Data for processing —

============================================================

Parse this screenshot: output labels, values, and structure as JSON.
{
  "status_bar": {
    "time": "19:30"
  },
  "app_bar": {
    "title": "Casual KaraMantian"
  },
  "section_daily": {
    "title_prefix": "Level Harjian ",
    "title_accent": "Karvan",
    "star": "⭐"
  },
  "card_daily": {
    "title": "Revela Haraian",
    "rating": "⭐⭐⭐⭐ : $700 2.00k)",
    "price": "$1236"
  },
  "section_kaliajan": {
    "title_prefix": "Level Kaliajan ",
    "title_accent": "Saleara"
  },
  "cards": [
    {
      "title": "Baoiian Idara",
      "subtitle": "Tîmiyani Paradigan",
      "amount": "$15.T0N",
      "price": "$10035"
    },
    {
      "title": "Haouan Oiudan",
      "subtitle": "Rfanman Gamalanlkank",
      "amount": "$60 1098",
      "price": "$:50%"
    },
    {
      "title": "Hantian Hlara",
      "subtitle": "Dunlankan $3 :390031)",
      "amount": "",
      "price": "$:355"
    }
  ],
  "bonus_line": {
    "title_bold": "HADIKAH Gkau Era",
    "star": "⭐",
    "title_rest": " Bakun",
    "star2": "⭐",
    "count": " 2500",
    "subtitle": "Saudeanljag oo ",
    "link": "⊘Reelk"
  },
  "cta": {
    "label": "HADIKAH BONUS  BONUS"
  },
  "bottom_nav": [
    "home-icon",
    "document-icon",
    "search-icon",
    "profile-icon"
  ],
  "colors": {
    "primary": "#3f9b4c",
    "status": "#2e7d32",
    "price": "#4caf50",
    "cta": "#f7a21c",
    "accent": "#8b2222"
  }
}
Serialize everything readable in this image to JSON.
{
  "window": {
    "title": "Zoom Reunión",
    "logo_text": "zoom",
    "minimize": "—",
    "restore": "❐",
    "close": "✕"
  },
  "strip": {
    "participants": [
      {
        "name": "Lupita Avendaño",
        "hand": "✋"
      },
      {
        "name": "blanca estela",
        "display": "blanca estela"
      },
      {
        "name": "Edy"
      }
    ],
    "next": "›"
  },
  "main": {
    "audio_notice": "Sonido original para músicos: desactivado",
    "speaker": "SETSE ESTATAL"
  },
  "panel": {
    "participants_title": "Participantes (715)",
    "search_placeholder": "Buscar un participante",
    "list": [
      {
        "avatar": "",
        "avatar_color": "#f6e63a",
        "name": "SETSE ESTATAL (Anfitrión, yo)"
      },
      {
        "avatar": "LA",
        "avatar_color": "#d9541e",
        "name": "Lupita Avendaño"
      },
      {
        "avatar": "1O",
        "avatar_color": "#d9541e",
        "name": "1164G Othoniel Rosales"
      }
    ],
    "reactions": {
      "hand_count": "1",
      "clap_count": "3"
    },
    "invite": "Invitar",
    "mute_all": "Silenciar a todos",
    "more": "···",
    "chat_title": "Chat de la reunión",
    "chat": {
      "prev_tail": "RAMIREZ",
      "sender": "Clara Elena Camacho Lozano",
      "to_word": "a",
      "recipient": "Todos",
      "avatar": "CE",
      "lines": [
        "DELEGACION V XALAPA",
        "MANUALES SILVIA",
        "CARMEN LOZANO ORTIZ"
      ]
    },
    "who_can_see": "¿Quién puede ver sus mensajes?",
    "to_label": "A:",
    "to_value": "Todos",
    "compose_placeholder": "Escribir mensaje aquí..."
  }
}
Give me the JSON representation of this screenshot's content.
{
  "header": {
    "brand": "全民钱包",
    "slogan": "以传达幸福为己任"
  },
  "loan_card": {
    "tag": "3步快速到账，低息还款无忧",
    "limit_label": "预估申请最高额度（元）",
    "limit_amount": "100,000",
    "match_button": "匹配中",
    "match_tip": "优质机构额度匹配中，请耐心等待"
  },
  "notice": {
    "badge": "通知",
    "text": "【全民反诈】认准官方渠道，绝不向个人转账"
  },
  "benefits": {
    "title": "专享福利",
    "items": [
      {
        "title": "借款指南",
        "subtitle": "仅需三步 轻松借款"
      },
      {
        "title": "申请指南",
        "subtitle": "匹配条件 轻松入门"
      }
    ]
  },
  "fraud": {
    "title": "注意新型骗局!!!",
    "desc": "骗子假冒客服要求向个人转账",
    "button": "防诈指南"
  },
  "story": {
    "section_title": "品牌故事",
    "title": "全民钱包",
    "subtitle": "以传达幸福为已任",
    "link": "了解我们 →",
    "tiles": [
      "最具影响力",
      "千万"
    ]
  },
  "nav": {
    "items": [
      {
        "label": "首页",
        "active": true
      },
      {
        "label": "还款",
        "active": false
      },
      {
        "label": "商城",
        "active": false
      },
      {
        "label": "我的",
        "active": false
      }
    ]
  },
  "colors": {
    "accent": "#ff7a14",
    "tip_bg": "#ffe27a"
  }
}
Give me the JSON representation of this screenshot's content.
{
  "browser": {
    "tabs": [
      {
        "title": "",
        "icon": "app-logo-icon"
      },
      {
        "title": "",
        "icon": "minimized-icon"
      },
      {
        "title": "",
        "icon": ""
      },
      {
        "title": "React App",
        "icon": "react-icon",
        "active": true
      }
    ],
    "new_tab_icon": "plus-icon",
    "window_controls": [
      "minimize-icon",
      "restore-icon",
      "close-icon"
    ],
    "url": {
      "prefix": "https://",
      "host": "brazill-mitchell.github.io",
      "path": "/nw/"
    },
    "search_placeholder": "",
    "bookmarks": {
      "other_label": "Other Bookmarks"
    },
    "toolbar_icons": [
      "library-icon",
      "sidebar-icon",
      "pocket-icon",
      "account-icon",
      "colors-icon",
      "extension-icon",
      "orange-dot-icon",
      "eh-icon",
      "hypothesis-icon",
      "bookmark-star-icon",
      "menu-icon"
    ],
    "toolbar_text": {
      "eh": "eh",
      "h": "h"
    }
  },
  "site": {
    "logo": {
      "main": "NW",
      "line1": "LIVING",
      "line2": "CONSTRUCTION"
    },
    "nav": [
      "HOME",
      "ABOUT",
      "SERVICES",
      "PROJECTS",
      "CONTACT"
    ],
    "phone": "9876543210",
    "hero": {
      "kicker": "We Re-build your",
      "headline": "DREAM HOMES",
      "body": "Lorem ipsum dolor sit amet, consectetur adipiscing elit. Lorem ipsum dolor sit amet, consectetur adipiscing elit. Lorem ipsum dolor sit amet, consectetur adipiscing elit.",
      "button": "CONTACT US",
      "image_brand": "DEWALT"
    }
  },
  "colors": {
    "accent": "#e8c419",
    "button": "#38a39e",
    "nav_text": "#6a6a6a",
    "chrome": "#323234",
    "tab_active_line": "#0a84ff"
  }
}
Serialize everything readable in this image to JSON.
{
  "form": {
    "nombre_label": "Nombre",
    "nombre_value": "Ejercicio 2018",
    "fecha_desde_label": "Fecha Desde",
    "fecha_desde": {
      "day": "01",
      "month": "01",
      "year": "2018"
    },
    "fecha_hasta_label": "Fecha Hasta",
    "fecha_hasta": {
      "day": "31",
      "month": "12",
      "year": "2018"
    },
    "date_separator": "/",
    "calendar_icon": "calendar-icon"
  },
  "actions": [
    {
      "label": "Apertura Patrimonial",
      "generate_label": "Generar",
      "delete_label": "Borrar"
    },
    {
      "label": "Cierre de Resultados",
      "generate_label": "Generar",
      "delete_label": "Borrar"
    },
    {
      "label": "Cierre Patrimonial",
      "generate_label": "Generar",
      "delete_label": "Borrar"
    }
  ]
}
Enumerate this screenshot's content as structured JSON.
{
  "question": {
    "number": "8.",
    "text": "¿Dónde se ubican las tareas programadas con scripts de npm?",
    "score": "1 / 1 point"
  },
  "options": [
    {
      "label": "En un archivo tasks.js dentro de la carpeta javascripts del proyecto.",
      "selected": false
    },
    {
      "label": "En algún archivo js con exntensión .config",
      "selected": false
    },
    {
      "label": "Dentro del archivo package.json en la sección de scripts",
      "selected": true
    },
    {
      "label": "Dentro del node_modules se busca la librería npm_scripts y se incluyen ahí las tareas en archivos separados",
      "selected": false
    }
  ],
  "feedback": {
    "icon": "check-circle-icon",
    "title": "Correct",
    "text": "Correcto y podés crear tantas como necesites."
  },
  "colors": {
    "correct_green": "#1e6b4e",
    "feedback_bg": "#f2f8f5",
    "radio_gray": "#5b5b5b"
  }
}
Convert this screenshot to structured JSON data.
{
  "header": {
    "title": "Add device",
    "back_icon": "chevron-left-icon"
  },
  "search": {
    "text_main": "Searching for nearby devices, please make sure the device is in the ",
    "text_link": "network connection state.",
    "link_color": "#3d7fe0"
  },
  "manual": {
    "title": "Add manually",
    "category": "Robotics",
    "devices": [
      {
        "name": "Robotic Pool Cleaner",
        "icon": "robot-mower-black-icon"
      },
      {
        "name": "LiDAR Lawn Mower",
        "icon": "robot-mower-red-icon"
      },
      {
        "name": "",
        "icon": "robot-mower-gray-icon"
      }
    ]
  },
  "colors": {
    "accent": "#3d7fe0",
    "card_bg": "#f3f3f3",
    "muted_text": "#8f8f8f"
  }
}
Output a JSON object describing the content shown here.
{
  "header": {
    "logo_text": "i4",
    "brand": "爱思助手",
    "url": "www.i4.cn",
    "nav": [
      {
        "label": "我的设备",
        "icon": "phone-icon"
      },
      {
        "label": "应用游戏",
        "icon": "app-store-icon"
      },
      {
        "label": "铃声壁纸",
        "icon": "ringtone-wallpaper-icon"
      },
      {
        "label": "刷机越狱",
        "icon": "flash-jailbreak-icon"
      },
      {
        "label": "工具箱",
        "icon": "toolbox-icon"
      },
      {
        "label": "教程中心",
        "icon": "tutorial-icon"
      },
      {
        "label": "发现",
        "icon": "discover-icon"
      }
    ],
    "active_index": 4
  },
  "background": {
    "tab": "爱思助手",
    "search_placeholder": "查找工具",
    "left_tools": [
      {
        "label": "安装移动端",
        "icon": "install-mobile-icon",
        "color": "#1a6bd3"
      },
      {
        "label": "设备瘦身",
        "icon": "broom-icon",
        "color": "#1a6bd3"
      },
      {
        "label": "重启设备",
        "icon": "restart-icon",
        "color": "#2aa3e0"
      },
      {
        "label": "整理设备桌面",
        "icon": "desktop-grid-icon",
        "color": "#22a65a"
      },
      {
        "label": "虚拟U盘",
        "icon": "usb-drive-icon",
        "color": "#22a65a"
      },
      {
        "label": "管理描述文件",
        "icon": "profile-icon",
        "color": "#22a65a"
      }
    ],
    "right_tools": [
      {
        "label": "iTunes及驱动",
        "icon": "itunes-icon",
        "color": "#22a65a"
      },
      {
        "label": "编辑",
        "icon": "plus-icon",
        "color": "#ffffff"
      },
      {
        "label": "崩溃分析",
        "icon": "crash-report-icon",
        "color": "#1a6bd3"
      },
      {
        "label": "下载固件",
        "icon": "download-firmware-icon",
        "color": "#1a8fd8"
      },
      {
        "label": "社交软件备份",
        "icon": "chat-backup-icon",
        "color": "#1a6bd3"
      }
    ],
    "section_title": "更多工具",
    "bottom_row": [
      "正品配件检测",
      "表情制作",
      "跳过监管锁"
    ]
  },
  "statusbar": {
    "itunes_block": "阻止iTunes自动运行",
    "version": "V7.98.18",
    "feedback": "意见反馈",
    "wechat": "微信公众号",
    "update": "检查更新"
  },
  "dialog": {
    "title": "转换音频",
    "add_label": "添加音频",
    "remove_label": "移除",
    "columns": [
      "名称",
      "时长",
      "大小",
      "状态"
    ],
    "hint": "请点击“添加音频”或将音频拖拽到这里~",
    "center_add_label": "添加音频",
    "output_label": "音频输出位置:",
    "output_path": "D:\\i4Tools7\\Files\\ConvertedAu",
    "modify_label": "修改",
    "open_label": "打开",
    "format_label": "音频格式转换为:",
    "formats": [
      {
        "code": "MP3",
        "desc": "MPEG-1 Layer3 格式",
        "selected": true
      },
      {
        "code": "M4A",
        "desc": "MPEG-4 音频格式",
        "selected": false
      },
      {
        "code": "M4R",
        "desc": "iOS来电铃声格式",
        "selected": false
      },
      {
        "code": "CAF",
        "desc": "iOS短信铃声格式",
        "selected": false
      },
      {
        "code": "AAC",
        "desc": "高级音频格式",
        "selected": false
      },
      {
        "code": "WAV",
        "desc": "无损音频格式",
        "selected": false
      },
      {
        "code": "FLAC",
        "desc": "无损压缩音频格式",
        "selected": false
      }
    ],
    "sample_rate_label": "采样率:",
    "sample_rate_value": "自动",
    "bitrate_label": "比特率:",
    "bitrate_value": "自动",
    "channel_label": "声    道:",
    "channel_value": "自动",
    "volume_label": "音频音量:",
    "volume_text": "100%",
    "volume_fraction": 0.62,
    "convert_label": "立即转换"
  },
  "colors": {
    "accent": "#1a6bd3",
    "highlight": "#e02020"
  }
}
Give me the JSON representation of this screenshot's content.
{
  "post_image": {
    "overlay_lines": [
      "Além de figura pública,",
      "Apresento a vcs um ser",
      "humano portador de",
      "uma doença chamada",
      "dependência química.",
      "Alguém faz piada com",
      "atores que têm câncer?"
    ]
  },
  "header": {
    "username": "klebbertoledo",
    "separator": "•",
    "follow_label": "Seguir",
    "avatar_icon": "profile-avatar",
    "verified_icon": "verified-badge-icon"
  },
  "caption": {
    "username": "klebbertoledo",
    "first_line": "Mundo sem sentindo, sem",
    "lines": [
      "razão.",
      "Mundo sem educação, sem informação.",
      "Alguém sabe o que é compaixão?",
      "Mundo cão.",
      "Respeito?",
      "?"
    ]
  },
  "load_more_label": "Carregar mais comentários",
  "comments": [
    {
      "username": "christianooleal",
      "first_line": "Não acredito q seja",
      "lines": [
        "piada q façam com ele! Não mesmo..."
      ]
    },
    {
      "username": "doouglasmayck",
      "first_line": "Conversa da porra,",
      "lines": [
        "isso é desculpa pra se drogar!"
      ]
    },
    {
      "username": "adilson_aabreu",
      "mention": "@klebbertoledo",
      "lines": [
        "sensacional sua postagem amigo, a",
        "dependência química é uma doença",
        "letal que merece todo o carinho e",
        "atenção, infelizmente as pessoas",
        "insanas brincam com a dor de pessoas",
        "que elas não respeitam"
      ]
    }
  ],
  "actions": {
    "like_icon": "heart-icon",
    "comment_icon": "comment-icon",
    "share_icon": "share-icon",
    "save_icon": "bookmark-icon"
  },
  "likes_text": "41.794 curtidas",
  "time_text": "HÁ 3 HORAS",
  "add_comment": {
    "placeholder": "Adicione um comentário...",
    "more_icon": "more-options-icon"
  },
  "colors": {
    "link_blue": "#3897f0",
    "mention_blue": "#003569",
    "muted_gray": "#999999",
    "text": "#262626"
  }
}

============================================================

Work instructions — Pick out all lines from the data above in which the word "estela" appears.

Exercise answer —
        "name": "blanca estela",
        "display": "blanca estela"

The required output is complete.